* PROBLEM TO WORK ON
Every line that contains the word "وأخرجه" should be copied.

* RECORDS PROVIDED
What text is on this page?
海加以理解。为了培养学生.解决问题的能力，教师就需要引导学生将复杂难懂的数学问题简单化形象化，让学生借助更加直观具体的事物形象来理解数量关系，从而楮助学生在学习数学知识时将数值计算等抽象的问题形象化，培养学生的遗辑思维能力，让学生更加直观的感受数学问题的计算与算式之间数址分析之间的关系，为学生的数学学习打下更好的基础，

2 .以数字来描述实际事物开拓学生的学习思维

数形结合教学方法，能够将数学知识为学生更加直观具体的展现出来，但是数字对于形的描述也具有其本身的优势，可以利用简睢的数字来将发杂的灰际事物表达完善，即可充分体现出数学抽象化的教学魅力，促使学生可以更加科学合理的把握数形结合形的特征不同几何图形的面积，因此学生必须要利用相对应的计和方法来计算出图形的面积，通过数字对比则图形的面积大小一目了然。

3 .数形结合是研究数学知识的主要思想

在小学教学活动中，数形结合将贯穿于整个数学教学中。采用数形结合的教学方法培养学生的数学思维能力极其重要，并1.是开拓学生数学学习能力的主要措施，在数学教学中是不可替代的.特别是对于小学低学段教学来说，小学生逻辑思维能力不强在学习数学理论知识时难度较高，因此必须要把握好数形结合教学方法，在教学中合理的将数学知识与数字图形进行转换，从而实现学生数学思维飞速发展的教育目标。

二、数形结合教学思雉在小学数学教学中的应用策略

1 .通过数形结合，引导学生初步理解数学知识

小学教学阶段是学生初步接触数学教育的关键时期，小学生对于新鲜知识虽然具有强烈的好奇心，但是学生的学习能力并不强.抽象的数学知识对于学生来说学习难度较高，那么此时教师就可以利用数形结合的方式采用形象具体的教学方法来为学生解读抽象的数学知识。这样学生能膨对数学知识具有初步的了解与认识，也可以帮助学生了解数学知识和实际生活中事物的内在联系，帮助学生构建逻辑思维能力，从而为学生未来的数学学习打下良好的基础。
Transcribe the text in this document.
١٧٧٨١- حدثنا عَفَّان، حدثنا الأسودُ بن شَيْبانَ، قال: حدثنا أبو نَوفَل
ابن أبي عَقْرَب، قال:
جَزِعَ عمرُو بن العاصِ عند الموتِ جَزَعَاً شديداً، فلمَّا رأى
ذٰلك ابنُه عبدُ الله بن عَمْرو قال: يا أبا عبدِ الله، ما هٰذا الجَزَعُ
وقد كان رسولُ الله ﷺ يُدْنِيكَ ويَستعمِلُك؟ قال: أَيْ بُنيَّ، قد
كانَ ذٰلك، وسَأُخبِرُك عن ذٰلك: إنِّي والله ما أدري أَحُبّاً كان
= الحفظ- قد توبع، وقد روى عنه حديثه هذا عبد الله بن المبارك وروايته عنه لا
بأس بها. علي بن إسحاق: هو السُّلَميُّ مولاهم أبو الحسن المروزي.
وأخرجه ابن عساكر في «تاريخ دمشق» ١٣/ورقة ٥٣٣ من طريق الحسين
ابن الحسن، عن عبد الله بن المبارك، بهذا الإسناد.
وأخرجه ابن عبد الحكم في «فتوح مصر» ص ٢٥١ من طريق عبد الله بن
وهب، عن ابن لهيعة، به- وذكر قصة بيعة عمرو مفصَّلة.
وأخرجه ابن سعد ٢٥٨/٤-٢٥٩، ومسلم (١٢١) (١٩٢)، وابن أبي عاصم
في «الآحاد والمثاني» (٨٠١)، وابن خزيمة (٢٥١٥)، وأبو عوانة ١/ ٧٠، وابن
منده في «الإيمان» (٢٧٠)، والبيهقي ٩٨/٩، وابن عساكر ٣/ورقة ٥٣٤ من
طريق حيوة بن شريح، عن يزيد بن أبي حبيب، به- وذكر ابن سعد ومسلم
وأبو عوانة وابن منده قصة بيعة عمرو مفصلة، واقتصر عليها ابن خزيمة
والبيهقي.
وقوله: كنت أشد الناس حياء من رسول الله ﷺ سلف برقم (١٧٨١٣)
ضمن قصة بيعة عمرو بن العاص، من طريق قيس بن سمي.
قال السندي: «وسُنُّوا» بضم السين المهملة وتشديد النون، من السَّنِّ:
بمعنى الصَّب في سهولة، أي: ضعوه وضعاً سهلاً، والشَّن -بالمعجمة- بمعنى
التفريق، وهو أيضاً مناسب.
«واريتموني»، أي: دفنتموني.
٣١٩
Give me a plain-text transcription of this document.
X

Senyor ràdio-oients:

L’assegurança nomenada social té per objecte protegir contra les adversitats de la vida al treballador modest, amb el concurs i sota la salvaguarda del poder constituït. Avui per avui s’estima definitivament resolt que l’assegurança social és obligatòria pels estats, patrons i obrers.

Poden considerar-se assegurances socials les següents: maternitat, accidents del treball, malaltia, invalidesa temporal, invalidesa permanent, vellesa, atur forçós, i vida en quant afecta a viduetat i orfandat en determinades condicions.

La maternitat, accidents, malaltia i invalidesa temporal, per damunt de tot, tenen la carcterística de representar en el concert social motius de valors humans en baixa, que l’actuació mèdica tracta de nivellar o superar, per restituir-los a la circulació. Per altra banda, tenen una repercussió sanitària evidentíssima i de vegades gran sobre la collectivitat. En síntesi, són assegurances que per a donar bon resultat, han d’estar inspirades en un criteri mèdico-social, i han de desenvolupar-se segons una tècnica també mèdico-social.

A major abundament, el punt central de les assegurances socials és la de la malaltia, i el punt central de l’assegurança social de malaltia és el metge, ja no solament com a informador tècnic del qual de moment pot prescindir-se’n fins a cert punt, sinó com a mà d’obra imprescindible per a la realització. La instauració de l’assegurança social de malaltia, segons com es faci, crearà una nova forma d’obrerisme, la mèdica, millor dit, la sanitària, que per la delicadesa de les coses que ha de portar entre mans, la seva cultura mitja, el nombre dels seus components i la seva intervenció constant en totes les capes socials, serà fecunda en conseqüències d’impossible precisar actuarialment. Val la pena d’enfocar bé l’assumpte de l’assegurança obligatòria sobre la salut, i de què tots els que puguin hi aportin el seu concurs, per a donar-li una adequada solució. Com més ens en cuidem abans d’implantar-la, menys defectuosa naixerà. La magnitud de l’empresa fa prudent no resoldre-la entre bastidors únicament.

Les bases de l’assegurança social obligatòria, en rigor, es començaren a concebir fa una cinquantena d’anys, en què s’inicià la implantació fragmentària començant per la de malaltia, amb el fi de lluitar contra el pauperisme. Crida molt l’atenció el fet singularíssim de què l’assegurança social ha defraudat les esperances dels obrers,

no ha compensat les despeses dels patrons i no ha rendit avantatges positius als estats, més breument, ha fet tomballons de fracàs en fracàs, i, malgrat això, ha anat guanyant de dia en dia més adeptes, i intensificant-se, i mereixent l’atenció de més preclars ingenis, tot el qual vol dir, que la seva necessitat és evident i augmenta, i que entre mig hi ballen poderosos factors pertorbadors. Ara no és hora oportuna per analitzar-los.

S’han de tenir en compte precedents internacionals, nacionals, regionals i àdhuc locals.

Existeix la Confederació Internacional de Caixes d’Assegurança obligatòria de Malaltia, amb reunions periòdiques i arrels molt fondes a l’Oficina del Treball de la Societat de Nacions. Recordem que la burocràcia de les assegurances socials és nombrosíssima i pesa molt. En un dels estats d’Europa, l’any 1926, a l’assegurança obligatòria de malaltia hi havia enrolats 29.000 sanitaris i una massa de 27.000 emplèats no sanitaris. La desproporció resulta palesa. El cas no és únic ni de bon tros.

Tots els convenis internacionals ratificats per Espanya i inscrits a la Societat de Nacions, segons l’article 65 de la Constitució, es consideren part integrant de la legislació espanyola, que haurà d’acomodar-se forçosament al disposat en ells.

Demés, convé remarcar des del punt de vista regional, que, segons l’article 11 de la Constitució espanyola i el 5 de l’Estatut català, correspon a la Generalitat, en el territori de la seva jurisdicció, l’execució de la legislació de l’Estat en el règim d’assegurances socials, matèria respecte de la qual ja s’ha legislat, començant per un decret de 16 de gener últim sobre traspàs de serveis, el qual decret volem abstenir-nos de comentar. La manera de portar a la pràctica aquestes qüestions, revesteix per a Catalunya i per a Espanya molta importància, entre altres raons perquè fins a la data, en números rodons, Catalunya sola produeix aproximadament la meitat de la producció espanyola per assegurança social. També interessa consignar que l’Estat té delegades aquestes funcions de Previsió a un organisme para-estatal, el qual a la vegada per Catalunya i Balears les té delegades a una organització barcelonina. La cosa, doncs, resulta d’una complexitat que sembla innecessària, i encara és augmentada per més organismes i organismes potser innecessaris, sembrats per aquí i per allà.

* EXPECTED ANSWER
وأخرجه ابن عساكر في «تاريخ دمشق» ١٣/ورقة ٥٣٣ من طريق الحسين
وأخرجه ابن عبد الحكم في «فتوح مصر» ص ٢٥١ من طريق عبد الله بن
وأخرجه ابن سعد ٢٥٨/٤-٢٥٩، ومسلم (١٢١) (١٩٢)، وابن أبي عاصم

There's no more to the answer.